__Task objective__: Transcribe the listing lines below with no changes, starting at the line containing "List every element" and ending after the line containing "213, 65, 226]", both included.

__Data listing__:
▼

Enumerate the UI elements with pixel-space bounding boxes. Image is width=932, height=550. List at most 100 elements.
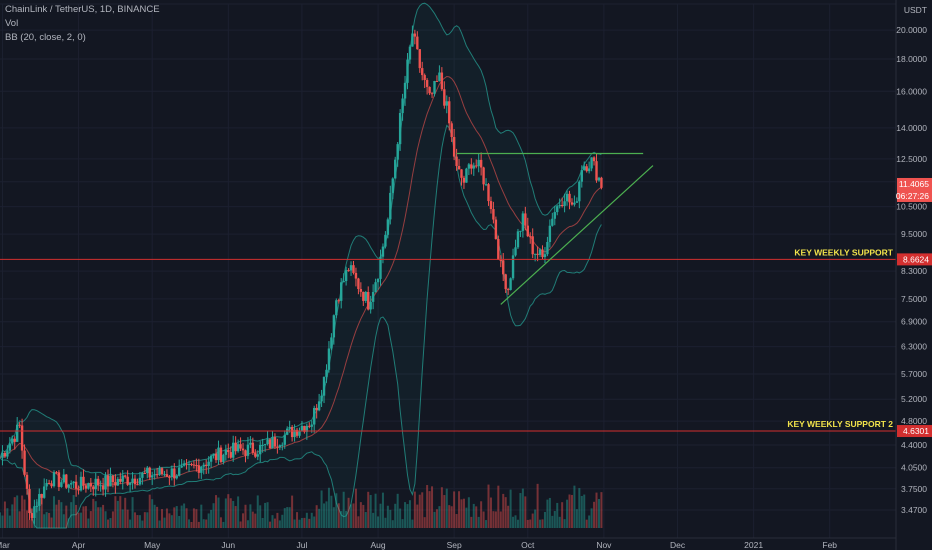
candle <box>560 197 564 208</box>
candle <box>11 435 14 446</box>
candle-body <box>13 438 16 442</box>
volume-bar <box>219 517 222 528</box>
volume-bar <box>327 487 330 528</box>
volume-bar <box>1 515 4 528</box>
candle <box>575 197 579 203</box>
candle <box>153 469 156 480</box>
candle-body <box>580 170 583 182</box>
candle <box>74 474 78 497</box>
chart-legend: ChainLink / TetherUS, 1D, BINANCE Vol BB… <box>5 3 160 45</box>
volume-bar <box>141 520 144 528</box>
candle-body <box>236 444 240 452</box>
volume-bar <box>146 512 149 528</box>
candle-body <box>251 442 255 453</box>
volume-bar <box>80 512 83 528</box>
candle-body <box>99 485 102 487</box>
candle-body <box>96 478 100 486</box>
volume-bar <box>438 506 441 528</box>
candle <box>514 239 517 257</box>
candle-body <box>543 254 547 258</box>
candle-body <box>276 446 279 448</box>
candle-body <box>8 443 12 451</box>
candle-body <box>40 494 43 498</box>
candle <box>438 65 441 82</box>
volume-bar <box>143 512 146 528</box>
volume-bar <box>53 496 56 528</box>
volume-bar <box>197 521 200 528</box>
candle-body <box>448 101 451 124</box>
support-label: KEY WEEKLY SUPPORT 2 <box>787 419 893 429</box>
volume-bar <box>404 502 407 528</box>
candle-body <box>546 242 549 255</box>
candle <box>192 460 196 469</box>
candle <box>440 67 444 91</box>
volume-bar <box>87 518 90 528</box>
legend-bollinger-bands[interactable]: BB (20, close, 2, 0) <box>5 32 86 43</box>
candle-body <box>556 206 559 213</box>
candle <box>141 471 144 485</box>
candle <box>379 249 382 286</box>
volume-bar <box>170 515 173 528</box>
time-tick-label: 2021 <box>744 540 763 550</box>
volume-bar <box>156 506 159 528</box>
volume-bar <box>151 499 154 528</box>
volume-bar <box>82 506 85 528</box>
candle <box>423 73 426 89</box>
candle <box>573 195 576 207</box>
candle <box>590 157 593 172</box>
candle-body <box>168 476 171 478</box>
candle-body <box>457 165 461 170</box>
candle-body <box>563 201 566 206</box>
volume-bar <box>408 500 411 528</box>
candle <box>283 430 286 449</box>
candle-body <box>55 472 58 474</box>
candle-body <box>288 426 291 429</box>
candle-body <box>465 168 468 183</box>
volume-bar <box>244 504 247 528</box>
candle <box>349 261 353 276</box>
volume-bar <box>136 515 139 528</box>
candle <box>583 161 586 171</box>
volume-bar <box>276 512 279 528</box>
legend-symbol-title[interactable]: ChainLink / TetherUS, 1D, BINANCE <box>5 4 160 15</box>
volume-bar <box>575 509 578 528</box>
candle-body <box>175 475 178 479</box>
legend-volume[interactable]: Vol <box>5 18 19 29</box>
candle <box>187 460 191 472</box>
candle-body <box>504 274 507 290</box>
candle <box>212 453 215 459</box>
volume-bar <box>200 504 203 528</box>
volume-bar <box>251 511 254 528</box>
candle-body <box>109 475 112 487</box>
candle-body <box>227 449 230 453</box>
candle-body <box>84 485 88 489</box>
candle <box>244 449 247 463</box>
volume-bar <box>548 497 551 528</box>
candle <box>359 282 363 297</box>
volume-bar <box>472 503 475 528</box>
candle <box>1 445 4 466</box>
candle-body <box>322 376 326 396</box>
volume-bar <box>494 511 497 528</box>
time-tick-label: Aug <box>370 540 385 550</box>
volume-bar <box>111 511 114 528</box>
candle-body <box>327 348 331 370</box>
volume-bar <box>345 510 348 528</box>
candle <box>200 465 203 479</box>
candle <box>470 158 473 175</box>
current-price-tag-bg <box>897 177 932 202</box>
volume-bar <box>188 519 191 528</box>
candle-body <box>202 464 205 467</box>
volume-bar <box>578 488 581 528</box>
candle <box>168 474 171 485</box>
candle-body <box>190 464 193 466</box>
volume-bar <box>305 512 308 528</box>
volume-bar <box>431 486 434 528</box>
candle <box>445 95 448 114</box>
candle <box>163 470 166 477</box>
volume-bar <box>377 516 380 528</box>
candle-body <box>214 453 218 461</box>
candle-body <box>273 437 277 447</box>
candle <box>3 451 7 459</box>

▲
▼

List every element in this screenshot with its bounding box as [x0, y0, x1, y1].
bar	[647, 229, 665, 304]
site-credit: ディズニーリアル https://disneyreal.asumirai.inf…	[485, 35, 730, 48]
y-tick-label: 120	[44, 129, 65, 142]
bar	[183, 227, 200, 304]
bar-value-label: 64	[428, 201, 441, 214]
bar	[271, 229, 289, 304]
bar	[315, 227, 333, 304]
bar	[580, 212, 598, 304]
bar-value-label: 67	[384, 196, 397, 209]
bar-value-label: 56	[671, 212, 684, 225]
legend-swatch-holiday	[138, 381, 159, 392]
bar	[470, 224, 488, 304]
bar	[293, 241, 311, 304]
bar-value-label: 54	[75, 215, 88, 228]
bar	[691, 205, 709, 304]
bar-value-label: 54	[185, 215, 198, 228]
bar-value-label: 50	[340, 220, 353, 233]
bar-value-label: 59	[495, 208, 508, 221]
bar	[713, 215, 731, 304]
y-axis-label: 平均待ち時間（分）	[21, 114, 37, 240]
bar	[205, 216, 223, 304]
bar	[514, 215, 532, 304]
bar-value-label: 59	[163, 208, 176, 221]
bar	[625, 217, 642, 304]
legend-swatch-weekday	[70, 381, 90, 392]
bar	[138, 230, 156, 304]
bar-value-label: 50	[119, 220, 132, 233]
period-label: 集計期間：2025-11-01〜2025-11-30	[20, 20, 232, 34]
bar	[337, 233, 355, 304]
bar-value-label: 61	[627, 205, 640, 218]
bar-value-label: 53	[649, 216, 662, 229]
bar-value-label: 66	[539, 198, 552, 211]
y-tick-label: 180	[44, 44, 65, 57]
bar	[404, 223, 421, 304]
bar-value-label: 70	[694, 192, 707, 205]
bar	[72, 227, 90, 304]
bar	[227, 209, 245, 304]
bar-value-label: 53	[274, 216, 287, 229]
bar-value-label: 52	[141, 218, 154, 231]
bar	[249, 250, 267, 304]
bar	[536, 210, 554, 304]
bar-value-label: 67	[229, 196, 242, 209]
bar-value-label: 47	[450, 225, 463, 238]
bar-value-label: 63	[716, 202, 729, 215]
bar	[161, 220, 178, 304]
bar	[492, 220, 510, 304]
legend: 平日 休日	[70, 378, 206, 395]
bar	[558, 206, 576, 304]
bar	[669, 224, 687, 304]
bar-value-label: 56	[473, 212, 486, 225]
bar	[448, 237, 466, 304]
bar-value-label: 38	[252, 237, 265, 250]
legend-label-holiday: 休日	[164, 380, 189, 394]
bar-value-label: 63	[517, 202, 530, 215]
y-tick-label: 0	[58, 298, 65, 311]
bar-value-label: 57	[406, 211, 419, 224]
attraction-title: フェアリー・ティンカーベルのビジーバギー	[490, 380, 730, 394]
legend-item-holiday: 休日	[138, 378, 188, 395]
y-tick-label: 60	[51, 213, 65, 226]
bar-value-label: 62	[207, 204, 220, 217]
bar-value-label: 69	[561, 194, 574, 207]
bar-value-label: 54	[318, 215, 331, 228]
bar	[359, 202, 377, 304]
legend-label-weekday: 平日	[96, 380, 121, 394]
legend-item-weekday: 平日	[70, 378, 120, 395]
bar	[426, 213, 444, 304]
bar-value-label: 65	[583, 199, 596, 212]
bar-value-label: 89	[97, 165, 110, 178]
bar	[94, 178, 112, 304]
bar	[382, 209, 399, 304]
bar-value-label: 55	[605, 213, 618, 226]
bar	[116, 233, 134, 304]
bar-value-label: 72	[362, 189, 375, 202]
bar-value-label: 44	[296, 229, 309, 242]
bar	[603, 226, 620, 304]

▲
▼

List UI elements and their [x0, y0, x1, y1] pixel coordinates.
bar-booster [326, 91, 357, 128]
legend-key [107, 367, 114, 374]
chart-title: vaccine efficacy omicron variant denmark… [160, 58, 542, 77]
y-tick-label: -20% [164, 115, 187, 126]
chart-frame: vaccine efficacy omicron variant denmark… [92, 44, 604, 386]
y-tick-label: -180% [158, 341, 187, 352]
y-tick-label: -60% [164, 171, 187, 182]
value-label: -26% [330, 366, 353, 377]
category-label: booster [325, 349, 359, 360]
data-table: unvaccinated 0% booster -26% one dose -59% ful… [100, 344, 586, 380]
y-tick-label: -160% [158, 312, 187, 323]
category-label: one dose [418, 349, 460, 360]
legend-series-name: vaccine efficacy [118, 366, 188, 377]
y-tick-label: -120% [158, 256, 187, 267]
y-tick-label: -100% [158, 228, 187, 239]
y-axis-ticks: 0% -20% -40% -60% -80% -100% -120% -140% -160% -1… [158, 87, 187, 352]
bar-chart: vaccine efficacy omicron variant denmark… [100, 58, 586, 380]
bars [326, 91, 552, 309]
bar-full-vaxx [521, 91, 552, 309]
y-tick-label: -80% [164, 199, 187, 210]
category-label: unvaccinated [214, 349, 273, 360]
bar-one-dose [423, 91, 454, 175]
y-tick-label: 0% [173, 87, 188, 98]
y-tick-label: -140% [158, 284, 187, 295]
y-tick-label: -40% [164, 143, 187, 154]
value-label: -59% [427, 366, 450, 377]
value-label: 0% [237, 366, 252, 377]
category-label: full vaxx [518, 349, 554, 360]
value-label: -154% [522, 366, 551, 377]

▲

__Full output__:
List every element in this screenshot with its bounding box as [x0, y0, x1, y1].
bar	[647, 229, 665, 304]
site-credit: ディズニーリアル https://disneyreal.asumirai.inf…	[485, 35, 730, 48]
y-tick-label: 120	[44, 129, 65, 142]
bar	[183, 227, 200, 304]
bar-value-label: 64	[428, 201, 441, 214]
bar	[271, 229, 289, 304]
bar	[315, 227, 333, 304]
bar	[580, 212, 598, 304]
bar-value-label: 67	[384, 196, 397, 209]
bar-value-label: 56	[671, 212, 684, 225]
legend-swatch-holiday	[138, 381, 159, 392]
bar	[470, 224, 488, 304]
bar	[293, 241, 311, 304]
bar-value-label: 54	[75, 215, 88, 228]
bar	[691, 205, 709, 304]
bar-value-label: 54	[185, 215, 198, 228]
bar-value-label: 50	[340, 220, 353, 233]
bar-value-label: 59	[495, 208, 508, 221]
bar	[713, 215, 731, 304]
y-axis-label: 平均待ち時間（分）	[21, 114, 37, 240]
bar	[205, 216, 223, 304]
bar	[514, 215, 532, 304]
bar-value-label: 59	[163, 208, 176, 221]
bar	[625, 217, 642, 304]
legend-swatch-weekday	[70, 381, 90, 392]
bar	[138, 230, 156, 304]
bar-value-label: 50	[119, 220, 132, 233]
period-label: 集計期間：2025-11-01〜2025-11-30	[20, 20, 232, 34]
bar	[337, 233, 355, 304]
bar-value-label: 61	[627, 205, 640, 218]
bar-value-label: 53	[649, 216, 662, 229]
bar-value-label: 66	[539, 198, 552, 211]
y-tick-label: 180	[44, 44, 65, 57]
bar	[404, 223, 421, 304]
bar-value-label: 70	[694, 192, 707, 205]
bar	[72, 227, 90, 304]
bar	[227, 209, 245, 304]
bar-value-label: 53	[274, 216, 287, 229]
bar-value-label: 52	[141, 218, 154, 231]
bar	[249, 250, 267, 304]
bar	[536, 210, 554, 304]
bar-value-label: 67	[229, 196, 242, 209]
bar-value-label: 47	[450, 225, 463, 238]
bar-value-label: 63	[716, 202, 729, 215]
bar	[161, 220, 178, 304]
bar	[492, 220, 510, 304]
legend: 平日 休日	[70, 378, 206, 395]
bar	[558, 206, 576, 304]
bar	[669, 224, 687, 304]
bar-value-label: 56	[473, 212, 486, 225]
bar	[448, 237, 466, 304]
bar-value-label: 38	[252, 237, 265, 250]
legend-label-holiday: 休日	[164, 380, 189, 394]
bar-value-label: 63	[517, 202, 530, 215]
y-tick-label: 0	[58, 298, 65, 311]
bar-value-label: 57	[406, 211, 419, 224]
attraction-title: フェアリー・ティンカーベルのビジーバギー	[490, 380, 730, 394]
legend-item-holiday: 休日	[138, 378, 188, 395]
y-tick-label: 60	[51, 213, 65, 226]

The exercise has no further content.